(Stored entries)
----
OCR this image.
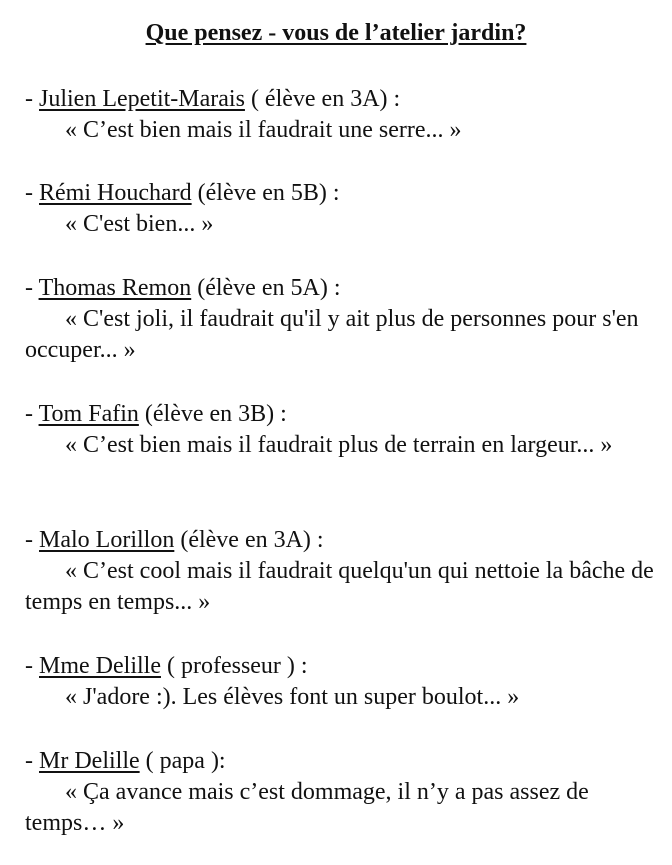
Que pensez - vous de l’atelier jardin?
- Julien Lepetit-Marais ( élève en 3A) :

« C’est bien mais il faudrait une serre... »

- Rémi Houchard (élève en 5B) :

« C'est bien... »

- Thomas Remon (élève en 5A) :

« C'est joli, il faudrait qu'il y ait plus de personnes pour s'en occuper... »

- Tom Fafin (élève en 3B) :

« C’est bien mais il faudrait plus de terrain en largeur... »

- Malo Lorillon (élève en 3A) :

« C’est cool mais il faudrait quelqu'un qui nettoie la bâche de temps en temps... »

- Mme Delille ( professeur ) :

« J'adore :). Les élèves font un super boulot... »

- Mr Delille ( papa ):

« Ça avance mais c’est dommage, il n’y a pas assez de temps… »
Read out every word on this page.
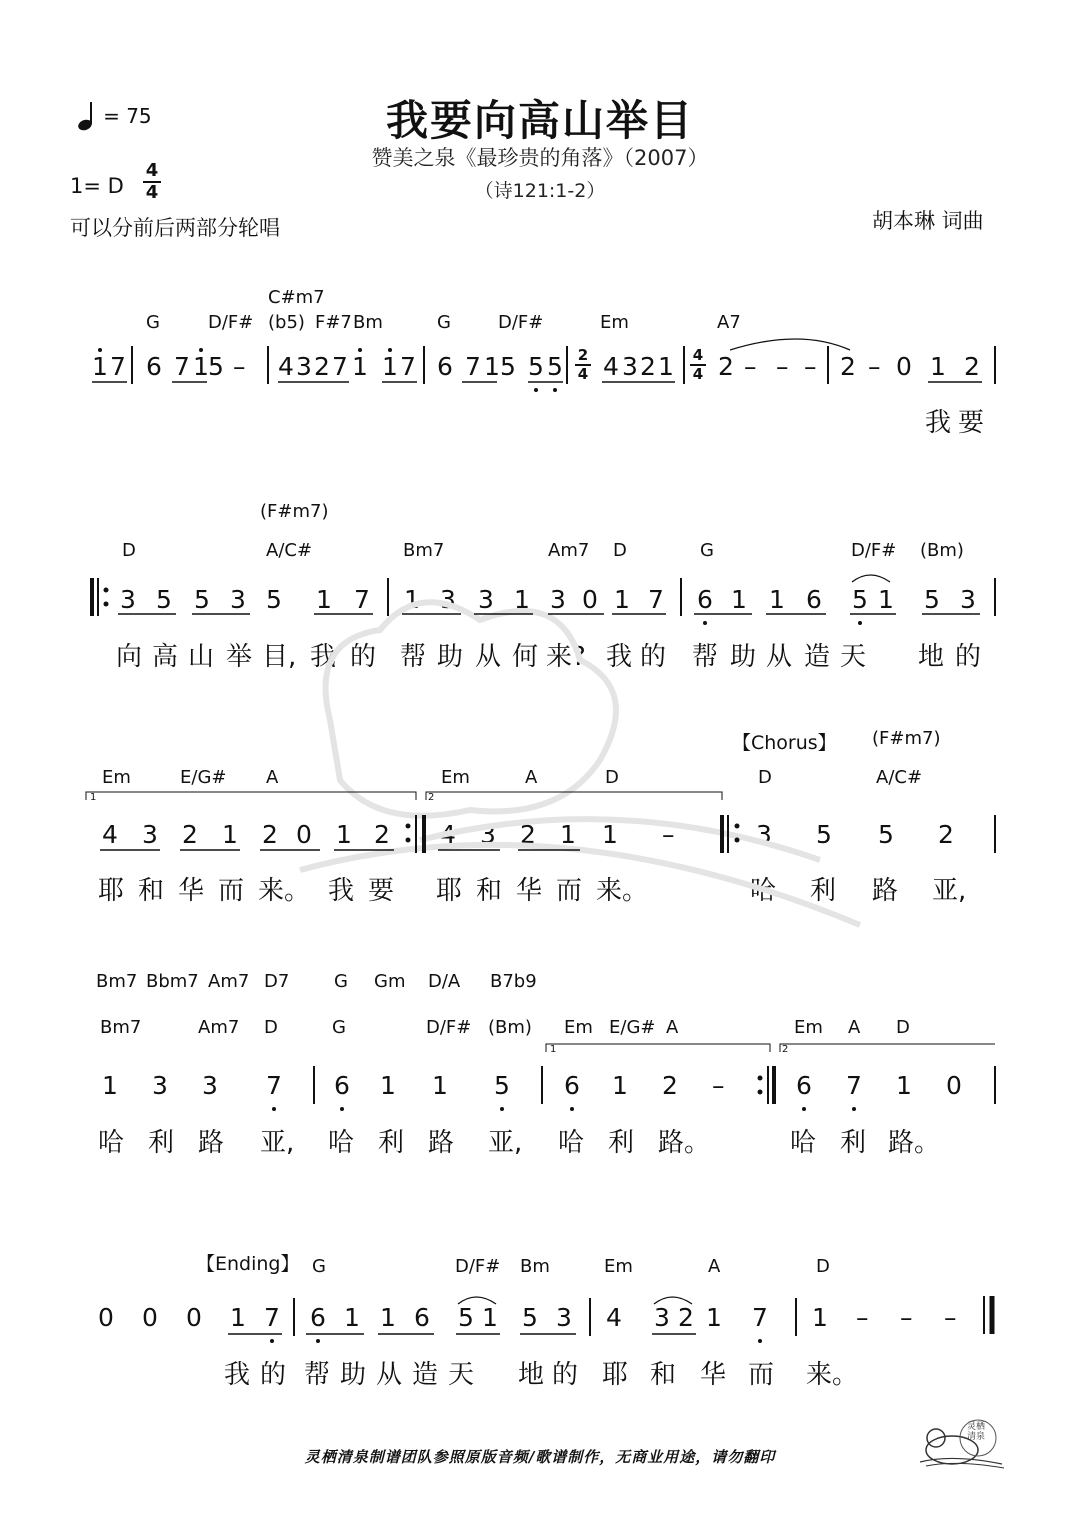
= 75	我要向高山举目
赞美之泉《最珍贵的角落》（2007）
（诗121:1-2）
1= D
4
4
可以分前后两部分轮唱	胡本琳 词曲
G	D/F#
C#m7
(b5) F#7 Bm	G	D/F#	Em	A7
1 7 6 7 1 5 – 4 3 2 7 1 1 7 6 7 1 5 5 5 4 3 2 1 2 – – – 2 – 0 1 2
2
4
4
4
我 要
(F#m7)
D	A/C#	Bm7	Am7 D	G	D/F# (Bm)
3 5 5 3 5 1 7 1 3 3 1 3 0 1 7 6 1 1 6 5 1 5 3
向 高 山 举 目, 我 的 帮 助 从 何 来? 我 的 帮 助 从 造 天 地 的
【Chorus】 (F#m7)
Em	E/G# A	Em	A	D	D	A/C#
1	2
4 3 2 1 2 0 1 2 4 3 2 1 1 –	3 5 5 2
耶 和 华 而 来。 我 要 耶 和 华 而 来。	哈 利 路 亚,
Bm7 Bbm7 Am7 D7 G Gm D/A B7b9
Bm7	Am7 D	G	D/F# (Bm) Em E/G# A	Em A D
1	2
1 3 3 7 6 1 1 5 6 1 2 –	6 7 1 0
哈 利 路 亚, 哈 利 路 亚, 哈 利 路。	哈 利 路。
【Ending】 G	D/F# Bm	Em	A	D
0 0 0 1 7 6 1 1 6 5 1 5 3 4 3 2 1 7 1 – – –
我 的 帮 助 从 造 天 地 的 耶 和 华 而 来。
灵栖清泉制谱团队参照原版音频/歌谱制作，无商业用途，请勿翻印
灵栖清泉
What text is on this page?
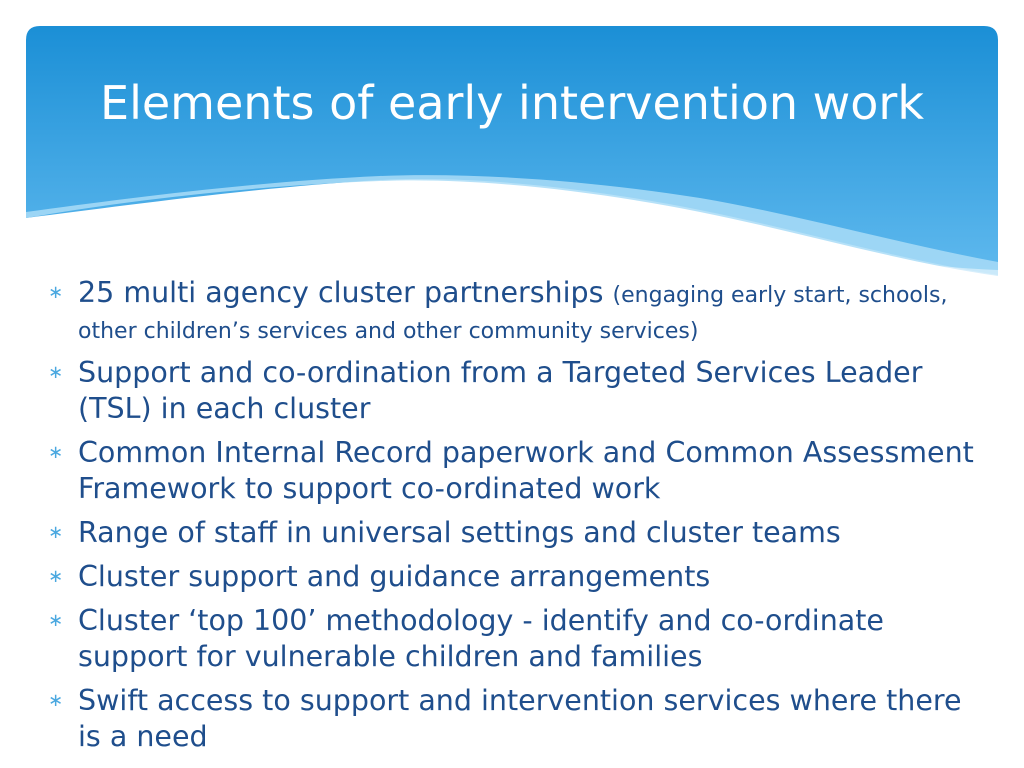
Elements of early intervention work
∗ 25 multi agency cluster partnerships (engaging early start, schools, other children’s services and other community services)
∗ Support and co-ordination from a Targeted Services Leader (TSL) in each cluster
∗ Common Internal Record paperwork and Common Assessment Framework to support co-ordinated work
∗ Range of staff in universal settings and cluster teams
∗ Cluster support and guidance arrangements
∗ Cluster ‘top 100’ methodology - identify and co-ordinate support for vulnerable children and families
∗ Swift access to support and intervention services where there is a need
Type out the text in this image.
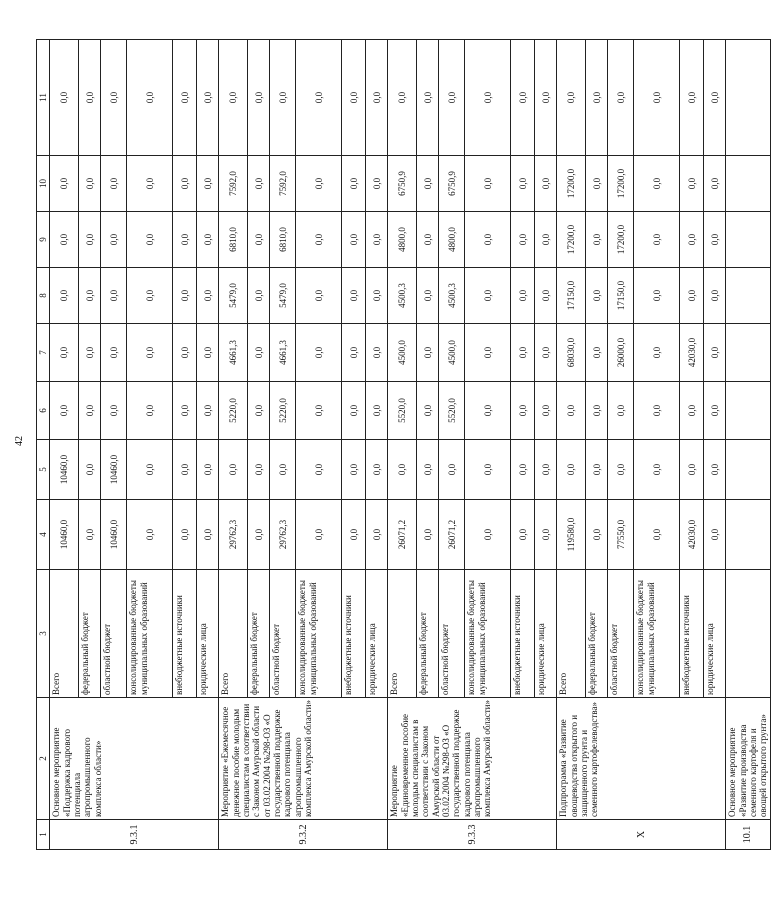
42
1	2	3	4	5	6	7	8	9	10	11
9.3.1	Основное мероприятие «Поддержка кадрового потенциала агропромышленного комплекса области»	Всего	10460,0	10460,0	0,0	0,0	0,0	0,0	0,0	0,0
		федеральный бюджет	0,0	0,0	0,0	0,0	0,0	0,0	0,0	0,0
		областной бюджет	10460,0	10460,0	0,0	0,0	0,0	0,0	0,0	0,0
		консолидированные бюджеты муниципальных образований	0,0	0,0	0,0	0,0	0,0	0,0	0,0	0,0
		внебюджетные источники	0,0	0,0	0,0	0,0	0,0	0,0	0,0	0,0
		юридические лица	0,0	0,0	0,0	0,0	0,0	0,0	0,0	0,0
9.3.2	Мероприятие «Ежемесячное денежное пособие молодым специалистам в соответствии с Законом Амурской области от 03.02.2004 №298-ОЗ «О государственной поддержке кадрового потенциала агропромышленного комплекса Амурской области»	Всего	29762,3	0,0	5220,0	4661,3	5479,0	6810,0	7592,0	0,0
		федеральный бюджет	0,0	0,0	0,0	0,0	0,0	0,0	0,0	0,0
		областной бюджет	29762,3	0,0	5220,0	4661,3	5479,0	6810,0	7592,0	0,0
		консолидированные бюджеты муниципальных образований	0,0	0,0	0,0	0,0	0,0	0,0	0,0	0,0
		внебюджетные источники	0,0	0,0	0,0	0,0	0,0	0,0	0,0	0,0
		юридические лица	0,0	0,0	0,0	0,0	0,0	0,0	0,0	0,0
9.3.3	Мероприятие «Единовременное пособие молодым специалистам в соответствии с Законом Амурской области от 03.02.2004 №298-ОЗ «О государственной поддержке кадрового потенциала агропромышленного комплекса Амурской области»	Всего	26071,2	0,0	5520,0	4500,0	4500,3	4800,0	6750,9	0,0
		федеральный бюджет	0,0	0,0	0,0	0,0	0,0	0,0	0,0	0,0
		областной бюджет	26071,2	0,0	5520,0	4500,0	4500,3	4800,0	6750,9	0,0
		консолидированные бюджеты муниципальных образований	0,0	0,0	0,0	0,0	0,0	0,0	0,0	0,0
		внебюджетные источники	0,0	0,0	0,0	0,0	0,0	0,0	0,0	0,0
		юридические лица	0,0	0,0	0,0	0,0	0,0	0,0	0,0	0,0
X	Подпрограмма «Развитие овощеводства открытого и защищенного грунта и семенного картофелеводства»	Всего	119580,0	0,0	0,0	68030,0	17150,0	17200,0	17200,0	0,0
		федеральный бюджет	0,0	0,0	0,0	0,0	0,0	0,0	0,0	0,0
		областной бюджет	77550,0	0,0	0,0	26000,0	17150,0	17200,0	17200,0	0,0
		консолидированные бюджеты муниципальных образований	0,0	0,0	0,0	0,0	0,0	0,0	0,0	0,0
		внебюджетные источники	42030,0	0,0	0,0	42030,0	0,0	0,0	0,0	0,0
		юридические лица	0,0	0,0	0,0	0,0	0,0	0,0	0,0	0,0
10.1	Основное мероприятие «Развитие производства семенного картофеля и овощей открытого грунта»									
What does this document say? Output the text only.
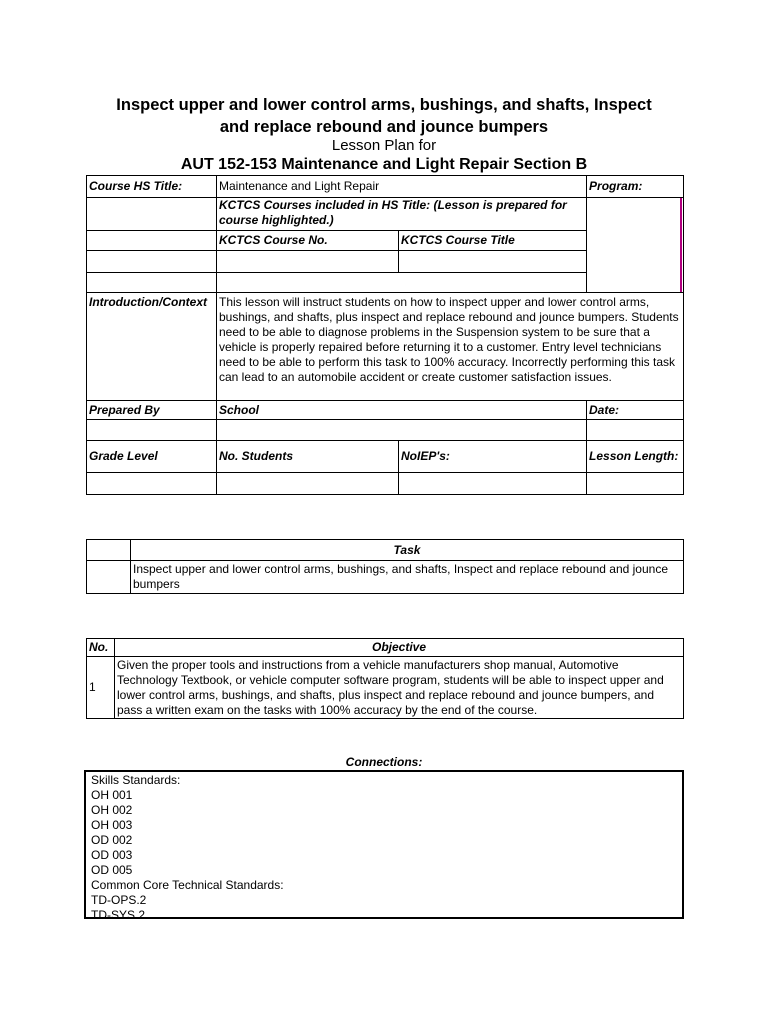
Inspect upper and lower control arms, bushings, and shafts, Inspect
and replace rebound and jounce bumpers
Lesson Plan for
AUT 152-153 Maintenance and Light Repair Section B
Course HS Title:	Maintenance and Light Repair		Program:
	KCTCS Courses included in HS Title: (Lesson is prepared for course highlighted.)		
	KCTCS Course No.	KCTCS Course Title	

Introduction/Context	This lesson will instruct students on how to inspect upper and lower control arms, bushings, and shafts, plus inspect and replace rebound and jounce bumpers. Students need to be able to diagnose problems in the Suspension system to be sure that a vehicle is properly repaired before returning it to a customer. Entry level technicians need to be able to perform this task to 100% accuracy. Incorrectly performing this task can lead to an automobile accident or create customer satisfaction issues.		
Prepared By	School		Date:

Grade Level	No. Students	NoIEP's:	Lesson Length:

	Task
	Inspect upper and lower control arms, bushings, and shafts, Inspect and replace rebound and jounce bumpers
No.	Objective
1	Given the proper tools and instructions from a vehicle manufacturers shop manual, Automotive Technology Textbook, or vehicle computer software program, students will be able to inspect upper and lower control arms, bushings, and shafts, plus inspect and replace rebound and jounce bumpers, and pass a written exam on the tasks with 100% accuracy by the end of the course.
Connections:
Skills Standards:
OH 001
OH 002
OH 003
OD 002
OD 003
OD 005
Common Core Technical Standards:
TD-OPS.2
TD-SYS.2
----
EXERCISE PROMPT.
Omitting all images, retype each line of the records precisely.

ANSWER TO THE PROBLEM.
OCR this image.
Que pensez - vous de l’atelier jardin?
- Julien Lepetit-Marais ( élève en 3A) :

« C’est bien mais il faudrait une serre... »

- Rémi Houchard (élève en 5B) :

« C'est bien... »

- Thomas Remon (élève en 5A) :

« C'est joli, il faudrait qu'il y ait plus de personnes pour s'en occuper... »

- Tom Fafin (élève en 3B) :

« C’est bien mais il faudrait plus de terrain en largeur... »

- Malo Lorillon (élève en 3A) :

« C’est cool mais il faudrait quelqu'un qui nettoie la bâche de temps en temps... »

- Mme Delille ( professeur ) :

« J'adore :). Les élèves font un super boulot... »

- Mr Delille ( papa ):

« Ça avance mais c’est dommage, il n’y a pas assez de temps… »
Read out every word on this page.
= 75	我要向高山举目
赞美之泉《最珍贵的角落》（2007）
（诗121:1-2）
1= D
4
4
可以分前后两部分轮唱	胡本琳 词曲
G	D/F#
C#m7
(b5) F#7 Bm	G	D/F#	Em	A7
1 7 6 7 1 5 – 4 3 2 7 1 1 7 6 7 1 5 5 5 4 3 2 1 2 – – – 2 – 0 1 2
2
4
4
4
我 要
(F#m7)
D	A/C#	Bm7	Am7 D	G	D/F# (Bm)
3 5 5 3 5 1 7 1 3 3 1 3 0 1 7 6 1 1 6 5 1 5 3
向 高 山 举 目, 我 的 帮 助 从 何 来? 我 的 帮 助 从 造 天 地 的
【Chorus】 (F#m7)
Em	E/G# A	Em	A	D	D	A/C#
1	2
4 3 2 1 2 0 1 2 4 3 2 1 1 –	3 5 5 2
耶 和 华 而 来。 我 要 耶 和 华 而 来。	哈 利 路 亚,
Bm7 Bbm7 Am7 D7 G Gm D/A B7b9
Bm7	Am7 D	G	D/F# (Bm) Em E/G# A	Em A D
1	2
1 3 3 7 6 1 1 5 6 1 2 –	6 7 1 0
哈 利 路 亚, 哈 利 路 亚, 哈 利 路。	哈 利 路。
【Ending】 G	D/F# Bm	Em	A	D
0 0 0 1 7 6 1 1 6 5 1 5 3 4 3 2 1 7 1 – – –
我 的 帮 助 从 造 天 地 的 耶 和 华 而 来。
灵栖清泉制谱团队参照原版音频/歌谱制作，无商业用途，请勿翻印
灵栖清泉
What text is on this page?
Elements of early intervention work
∗ 25 multi agency cluster partnerships (engaging early start, schools, other children’s services and other community services)
∗ Support and co-ordination from a Targeted Services Leader (TSL) in each cluster
∗ Common Internal Record paperwork and Common Assessment Framework to support co-ordinated work
∗ Range of staff in universal settings and cluster teams
∗ Cluster support and guidance arrangements
∗ Cluster ‘top 100’ methodology - identify and co-ordinate support for vulnerable children and families
∗ Swift access to support and intervention services where there is a need
Type out the text in this image.
42
1	2	3	4	5	6	7	8	9	10	11
9.3.1	Основное мероприятие «Поддержка кадрового потенциала агропромышленного комплекса области»	Всего	10460,0	10460,0	0,0	0,0	0,0	0,0	0,0	0,0
		федеральный бюджет	0,0	0,0	0,0	0,0	0,0	0,0	0,0	0,0
		областной бюджет	10460,0	10460,0	0,0	0,0	0,0	0,0	0,0	0,0
		консолидированные бюджеты муниципальных образований	0,0	0,0	0,0	0,0	0,0	0,0	0,0	0,0
		внебюджетные источники	0,0	0,0	0,0	0,0	0,0	0,0	0,0	0,0
		юридические лица	0,0	0,0	0,0	0,0	0,0	0,0	0,0	0,0
9.3.2	Мероприятие «Ежемесячное денежное пособие молодым специалистам в соответствии с Законом Амурской области от 03.02.2004 №298-ОЗ «О государственной поддержке кадрового потенциала агропромышленного комплекса Амурской области»	Всего	29762,3	0,0	5220,0	4661,3	5479,0	6810,0	7592,0	0,0
		федеральный бюджет	0,0	0,0	0,0	0,0	0,0	0,0	0,0	0,0
		областной бюджет	29762,3	0,0	5220,0	4661,3	5479,0	6810,0	7592,0	0,0
		консолидированные бюджеты муниципальных образований	0,0	0,0	0,0	0,0	0,0	0,0	0,0	0,0
		внебюджетные источники	0,0	0,0	0,0	0,0	0,0	0,0	0,0	0,0
		юридические лица	0,0	0,0	0,0	0,0	0,0	0,0	0,0	0,0
9.3.3	Мероприятие «Единовременное пособие молодым специалистам в соответствии с Законом Амурской области от 03.02.2004 №298-ОЗ «О государственной поддержке кадрового потенциала агропромышленного комплекса Амурской области»	Всего	26071,2	0,0	5520,0	4500,0	4500,3	4800,0	6750,9	0,0
		федеральный бюджет	0,0	0,0	0,0	0,0	0,0	0,0	0,0	0,0
		областной бюджет	26071,2	0,0	5520,0	4500,0	4500,3	4800,0	6750,9	0,0
		консолидированные бюджеты муниципальных образований	0,0	0,0	0,0	0,0	0,0	0,0	0,0	0,0
		внебюджетные источники	0,0	0,0	0,0	0,0	0,0	0,0	0,0	0,0
		юридические лица	0,0	0,0	0,0	0,0	0,0	0,0	0,0	0,0
X	Подпрограмма «Развитие овощеводства открытого и защищенного грунта и семенного картофелеводства»	Всего	119580,0	0,0	0,0	68030,0	17150,0	17200,0	17200,0	0,0
		федеральный бюджет	0,0	0,0	0,0	0,0	0,0	0,0	0,0	0,0
		областной бюджет	77550,0	0,0	0,0	26000,0	17150,0	17200,0	17200,0	0,0
		консолидированные бюджеты муниципальных образований	0,0	0,0	0,0	0,0	0,0	0,0	0,0	0,0
		внебюджетные источники	42030,0	0,0	0,0	42030,0	0,0	0,0	0,0	0,0
		юридические лица	0,0	0,0	0,0	0,0	0,0	0,0	0,0	0,0
10.1	Основное мероприятие «Развитие производства семенного картофеля и овощей открытого грунта»									
What does this document say? Output the text only.
Inspect upper and lower control arms, bushings, and shafts, Inspect
and replace rebound and jounce bumpers
Lesson Plan for
AUT 152-153 Maintenance and Light Repair Section B
Course HS Title:	Maintenance and Light Repair		Program:
	KCTCS Courses included in HS Title: (Lesson is prepared for course highlighted.)		
	KCTCS Course No.	KCTCS Course Title	

Introduction/Context	This lesson will instruct students on how to inspect upper and lower control arms, bushings, and shafts, plus inspect and replace rebound and jounce bumpers. Students need to be able to diagnose problems in the Suspension system to be sure that a vehicle is properly repaired before returning it to a customer. Entry level technicians need to be able to perform this task to 100% accuracy. Incorrectly performing this task can lead to an automobile accident or create customer satisfaction issues.		
Prepared By	School		Date:

Grade Level	No. Students	NoIEP's:	Lesson Length:

	Task
	Inspect upper and lower control arms, bushings, and shafts, Inspect and replace rebound and jounce bumpers
No.	Objective
1	Given the proper tools and instructions from a vehicle manufacturers shop manual, Automotive Technology Textbook, or vehicle computer software program, students will be able to inspect upper and lower control arms, bushings, and shafts, plus inspect and replace rebound and jounce bumpers, and pass a written exam on the tasks with 100% accuracy by the end of the course.
Connections:
Skills Standards:
OH 001
OH 002
OH 003
OD 002
OD 003
OD 005
Common Core Technical Standards:
TD-OPS.2
TD-SYS.2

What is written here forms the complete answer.